- Exercise goal: Type the records out again in full, exactly.

-------- Information shown --------

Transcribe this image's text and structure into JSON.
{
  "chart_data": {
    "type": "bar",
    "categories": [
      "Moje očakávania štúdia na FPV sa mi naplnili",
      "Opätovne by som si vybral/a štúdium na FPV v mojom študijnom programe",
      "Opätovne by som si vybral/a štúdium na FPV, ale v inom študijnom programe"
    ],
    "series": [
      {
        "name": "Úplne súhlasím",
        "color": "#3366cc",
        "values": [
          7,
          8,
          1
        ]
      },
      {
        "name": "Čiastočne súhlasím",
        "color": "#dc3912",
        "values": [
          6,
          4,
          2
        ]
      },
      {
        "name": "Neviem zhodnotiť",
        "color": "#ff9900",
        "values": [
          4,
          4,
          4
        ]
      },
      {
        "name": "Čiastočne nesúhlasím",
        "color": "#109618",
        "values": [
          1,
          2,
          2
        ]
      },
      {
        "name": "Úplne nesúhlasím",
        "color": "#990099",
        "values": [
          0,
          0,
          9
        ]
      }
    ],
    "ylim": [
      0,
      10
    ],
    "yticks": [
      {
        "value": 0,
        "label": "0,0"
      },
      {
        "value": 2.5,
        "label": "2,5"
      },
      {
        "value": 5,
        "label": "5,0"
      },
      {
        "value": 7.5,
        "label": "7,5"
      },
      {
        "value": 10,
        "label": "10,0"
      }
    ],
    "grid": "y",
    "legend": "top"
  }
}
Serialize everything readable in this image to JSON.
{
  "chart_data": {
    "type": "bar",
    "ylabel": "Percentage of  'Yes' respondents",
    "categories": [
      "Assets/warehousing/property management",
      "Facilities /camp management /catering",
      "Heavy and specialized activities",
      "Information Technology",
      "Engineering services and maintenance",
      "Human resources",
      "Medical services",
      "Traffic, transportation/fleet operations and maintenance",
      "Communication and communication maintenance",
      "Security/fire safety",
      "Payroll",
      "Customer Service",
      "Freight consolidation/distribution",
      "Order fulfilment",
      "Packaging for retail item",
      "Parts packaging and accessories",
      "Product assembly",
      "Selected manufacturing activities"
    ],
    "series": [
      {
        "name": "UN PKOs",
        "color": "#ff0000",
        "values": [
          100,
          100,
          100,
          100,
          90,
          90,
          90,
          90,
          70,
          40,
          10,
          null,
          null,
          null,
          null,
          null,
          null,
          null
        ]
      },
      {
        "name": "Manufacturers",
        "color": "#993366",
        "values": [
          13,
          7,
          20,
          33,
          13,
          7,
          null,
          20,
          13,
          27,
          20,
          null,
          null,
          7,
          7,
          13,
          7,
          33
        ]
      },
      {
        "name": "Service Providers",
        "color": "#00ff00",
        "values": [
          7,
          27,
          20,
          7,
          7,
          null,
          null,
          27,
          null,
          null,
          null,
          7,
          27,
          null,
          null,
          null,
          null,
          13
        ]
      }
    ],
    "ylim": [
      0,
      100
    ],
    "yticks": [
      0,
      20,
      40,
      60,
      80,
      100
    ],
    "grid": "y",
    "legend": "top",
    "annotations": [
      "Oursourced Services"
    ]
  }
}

--------

- Exercise solution:
Transcribe this image's text and structure into JSON.
{
  "chart_data": {
    "type": "bar",
    "categories": [
      "Moje očakávania štúdia na FPV sa mi naplnili",
      "Opätovne by som si vybral/a štúdium na FPV v mojom študijnom programe",
      "Opätovne by som si vybral/a štúdium na FPV, ale v inom študijnom programe"
    ],
    "series": [
      {
        "name": "Úplne súhlasím",
        "color": "#3366cc",
        "values": [
          7,
          8,
          1
        ]
      },
      {
        "name": "Čiastočne súhlasím",
        "color": "#dc3912",
        "values": [
          6,
          4,
          2
        ]
      },
      {
        "name": "Neviem zhodnotiť",
        "color": "#ff9900",
        "values": [
          4,
          4,
          4
        ]
      },
      {
        "name": "Čiastočne nesúhlasím",
        "color": "#109618",
        "values": [
          1,
          2,
          2
        ]
      },
      {
        "name": "Úplne nesúhlasím",
        "color": "#990099",
        "values": [
          0,
          0,
          9
        ]
      }
    ],
    "ylim": [
      0,
      10
    ],
    "yticks": [
      {
        "value": 0,
        "label": "0,0"
      },
      {
        "value": 2.5,
        "label": "2,5"
      },
      {
        "value": 5,
        "label": "5,0"
      },
      {
        "value": 7.5,
        "label": "7,5"
      },
      {
        "value": 10,
        "label": "10,0"
      }
    ],
    "grid": "y",
    "legend": "top"
  }
}
Serialize everything readable in this image to JSON.
{
  "chart_data": {
    "type": "bar",
    "ylabel": "Percentage of  'Yes' respondents",
    "categories": [
      "Assets/warehousing/property management",
      "Facilities /camp management /catering",
      "Heavy and specialized activities",
      "Information Technology",
      "Engineering services and maintenance",
      "Human resources",
      "Medical services",
      "Traffic, transportation/fleet operations and maintenance",
      "Communication and communication maintenance",
      "Security/fire safety",
      "Payroll",
      "Customer Service",
      "Freight consolidation/distribution",
      "Order fulfilment",
      "Packaging for retail item",
      "Parts packaging and accessories",
      "Product assembly",
      "Selected manufacturing activities"
    ],
    "series": [
      {
        "name": "UN PKOs",
        "color": "#ff0000",
        "values": [
          100,
          100,
          100,
          100,
          90,
          90,
          90,
          90,
          70,
          40,
          10,
          null,
          null,
          null,
          null,
          null,
          null,
          null
        ]
      },
      {
        "name": "Manufacturers",
        "color": "#993366",
        "values": [
          13,
          7,
          20,
          33,
          13,
          7,
          null,
          20,
          13,
          27,
          20,
          null,
          null,
          7,
          7,
          13,
          7,
          33
        ]
      },
      {
        "name": "Service Providers",
        "color": "#00ff00",
        "values": [
          7,
          27,
          20,
          7,
          7,
          null,
          null,
          27,
          null,
          null,
          null,
          7,
          27,
          null,
          null,
          null,
          null,
          13
        ]
      }
    ],
    "ylim": [
      0,
      100
    ],
    "yticks": [
      0,
      20,
      40,
      60,
      80,
      100
    ],
    "grid": "y",
    "legend": "top",
    "annotations": [
      "Oursourced Services"
    ]
  }
}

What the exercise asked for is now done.